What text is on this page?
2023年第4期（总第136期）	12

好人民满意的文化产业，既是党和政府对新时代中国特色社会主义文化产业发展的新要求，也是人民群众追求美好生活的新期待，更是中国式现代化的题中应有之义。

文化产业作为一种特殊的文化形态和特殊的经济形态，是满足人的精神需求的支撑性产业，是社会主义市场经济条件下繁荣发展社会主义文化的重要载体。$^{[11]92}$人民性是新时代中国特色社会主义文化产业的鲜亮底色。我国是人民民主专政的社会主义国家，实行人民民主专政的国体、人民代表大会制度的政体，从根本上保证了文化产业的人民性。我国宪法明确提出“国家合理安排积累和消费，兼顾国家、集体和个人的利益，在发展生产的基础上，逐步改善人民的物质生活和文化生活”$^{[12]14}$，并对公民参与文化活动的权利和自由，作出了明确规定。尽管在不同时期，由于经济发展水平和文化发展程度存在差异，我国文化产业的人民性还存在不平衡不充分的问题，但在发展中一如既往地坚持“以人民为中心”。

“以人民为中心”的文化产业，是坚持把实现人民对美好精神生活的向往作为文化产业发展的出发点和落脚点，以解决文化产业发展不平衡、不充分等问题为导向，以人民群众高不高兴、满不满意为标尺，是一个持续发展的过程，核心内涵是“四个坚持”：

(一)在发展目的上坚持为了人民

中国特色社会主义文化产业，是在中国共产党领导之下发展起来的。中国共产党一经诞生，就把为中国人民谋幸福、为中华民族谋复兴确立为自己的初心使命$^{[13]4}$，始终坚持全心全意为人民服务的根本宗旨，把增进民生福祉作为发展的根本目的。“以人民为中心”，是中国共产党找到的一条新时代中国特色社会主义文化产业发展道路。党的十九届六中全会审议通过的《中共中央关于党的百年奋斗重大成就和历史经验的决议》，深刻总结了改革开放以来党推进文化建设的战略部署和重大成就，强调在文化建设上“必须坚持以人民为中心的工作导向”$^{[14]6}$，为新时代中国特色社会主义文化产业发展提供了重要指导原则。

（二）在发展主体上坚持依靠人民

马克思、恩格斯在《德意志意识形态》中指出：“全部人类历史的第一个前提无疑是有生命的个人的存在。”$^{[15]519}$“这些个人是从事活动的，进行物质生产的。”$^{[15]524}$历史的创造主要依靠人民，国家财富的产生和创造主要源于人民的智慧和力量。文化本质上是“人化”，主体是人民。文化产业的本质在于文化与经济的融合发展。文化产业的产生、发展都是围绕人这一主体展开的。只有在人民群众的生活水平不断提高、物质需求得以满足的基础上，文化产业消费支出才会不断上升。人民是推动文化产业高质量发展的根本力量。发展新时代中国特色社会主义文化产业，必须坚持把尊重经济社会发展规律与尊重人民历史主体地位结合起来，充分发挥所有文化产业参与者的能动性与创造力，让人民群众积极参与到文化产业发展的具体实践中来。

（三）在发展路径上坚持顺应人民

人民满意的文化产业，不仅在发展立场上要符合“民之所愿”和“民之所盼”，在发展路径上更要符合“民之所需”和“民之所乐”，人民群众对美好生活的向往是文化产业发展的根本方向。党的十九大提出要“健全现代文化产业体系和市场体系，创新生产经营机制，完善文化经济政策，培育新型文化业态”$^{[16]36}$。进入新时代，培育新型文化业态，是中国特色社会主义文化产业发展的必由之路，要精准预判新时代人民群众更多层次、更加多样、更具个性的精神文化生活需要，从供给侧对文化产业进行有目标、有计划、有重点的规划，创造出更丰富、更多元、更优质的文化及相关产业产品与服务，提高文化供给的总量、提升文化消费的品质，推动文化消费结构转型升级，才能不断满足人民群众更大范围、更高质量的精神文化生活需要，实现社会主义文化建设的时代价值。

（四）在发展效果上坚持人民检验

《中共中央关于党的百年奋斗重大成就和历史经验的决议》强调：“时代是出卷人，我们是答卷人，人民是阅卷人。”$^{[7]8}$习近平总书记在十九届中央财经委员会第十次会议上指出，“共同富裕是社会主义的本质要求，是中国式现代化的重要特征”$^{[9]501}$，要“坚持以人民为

──────

All of the entries above need to be reproduced exactly.

What text is on this page?
2023年第4期（总第136期）	12

好人民满意的文化产业，既是党和政府对新时代中国特色社会主义文化产业发展的新要求，也是人民群众追求美好生活的新期待，更是中国式现代化的题中应有之义。

文化产业作为一种特殊的文化形态和特殊的经济形态，是满足人的精神需求的支撑性产业，是社会主义市场经济条件下繁荣发展社会主义文化的重要载体。$^{[11]92}$人民性是新时代中国特色社会主义文化产业的鲜亮底色。我国是人民民主专政的社会主义国家，实行人民民主专政的国体、人民代表大会制度的政体，从根本上保证了文化产业的人民性。我国宪法明确提出“国家合理安排积累和消费，兼顾国家、集体和个人的利益，在发展生产的基础上，逐步改善人民的物质生活和文化生活”$^{[12]14}$，并对公民参与文化活动的权利和自由，作出了明确规定。尽管在不同时期，由于经济发展水平和文化发展程度存在差异，我国文化产业的人民性还存在不平衡不充分的问题，但在发展中一如既往地坚持“以人民为中心”。

“以人民为中心”的文化产业，是坚持把实现人民对美好精神生活的向往作为文化产业发展的出发点和落脚点，以解决文化产业发展不平衡、不充分等问题为导向，以人民群众高不高兴、满不满意为标尺，是一个持续发展的过程，核心内涵是“四个坚持”：

(一)在发展目的上坚持为了人民

中国特色社会主义文化产业，是在中国共产党领导之下发展起来的。中国共产党一经诞生，就把为中国人民谋幸福、为中华民族谋复兴确立为自己的初心使命$^{[13]4}$，始终坚持全心全意为人民服务的根本宗旨，把增进民生福祉作为发展的根本目的。“以人民为中心”，是中国共产党找到的一条新时代中国特色社会主义文化产业发展道路。党的十九届六中全会审议通过的《中共中央关于党的百年奋斗重大成就和历史经验的决议》，深刻总结了改革开放以来党推进文化建设的战略部署和重大成就，强调在文化建设上“必须坚持以人民为中心的工作导向”$^{[14]6}$，为新时代中国特色社会主义文化产业发展提供了重要指导原则。

（二）在发展主体上坚持依靠人民

马克思、恩格斯在《德意志意识形态》中指出：“全部人类历史的第一个前提无疑是有生命的个人的存在。”$^{[15]519}$“这些个人是从事活动的，进行物质生产的。”$^{[15]524}$历史的创造主要依靠人民，国家财富的产生和创造主要源于人民的智慧和力量。文化本质上是“人化”，主体是人民。文化产业的本质在于文化与经济的融合发展。文化产业的产生、发展都是围绕人这一主体展开的。只有在人民群众的生活水平不断提高、物质需求得以满足的基础上，文化产业消费支出才会不断上升。人民是推动文化产业高质量发展的根本力量。发展新时代中国特色社会主义文化产业，必须坚持把尊重经济社会发展规律与尊重人民历史主体地位结合起来，充分发挥所有文化产业参与者的能动性与创造力，让人民群众积极参与到文化产业发展的具体实践中来。

（三）在发展路径上坚持顺应人民

人民满意的文化产业，不仅在发展立场上要符合“民之所愿”和“民之所盼”，在发展路径上更要符合“民之所需”和“民之所乐”，人民群众对美好生活的向往是文化产业发展的根本方向。党的十九大提出要“健全现代文化产业体系和市场体系，创新生产经营机制，完善文化经济政策，培育新型文化业态”$^{[16]36}$。进入新时代，培育新型文化业态，是中国特色社会主义文化产业发展的必由之路，要精准预判新时代人民群众更多层次、更加多样、更具个性的精神文化生活需要，从供给侧对文化产业进行有目标、有计划、有重点的规划，创造出更丰富、更多元、更优质的文化及相关产业产品与服务，提高文化供给的总量、提升文化消费的品质，推动文化消费结构转型升级，才能不断满足人民群众更大范围、更高质量的精神文化生活需要，实现社会主义文化建设的时代价值。

（四）在发展效果上坚持人民检验

《中共中央关于党的百年奋斗重大成就和历史经验的决议》强调：“时代是出卷人，我们是答卷人，人民是阅卷人。”$^{[7]8}$习近平总书记在十九届中央财经委员会第十次会议上指出，“共同富裕是社会主义的本质要求，是中国式现代化的重要特征”$^{[9]501}$，要“坚持以人民为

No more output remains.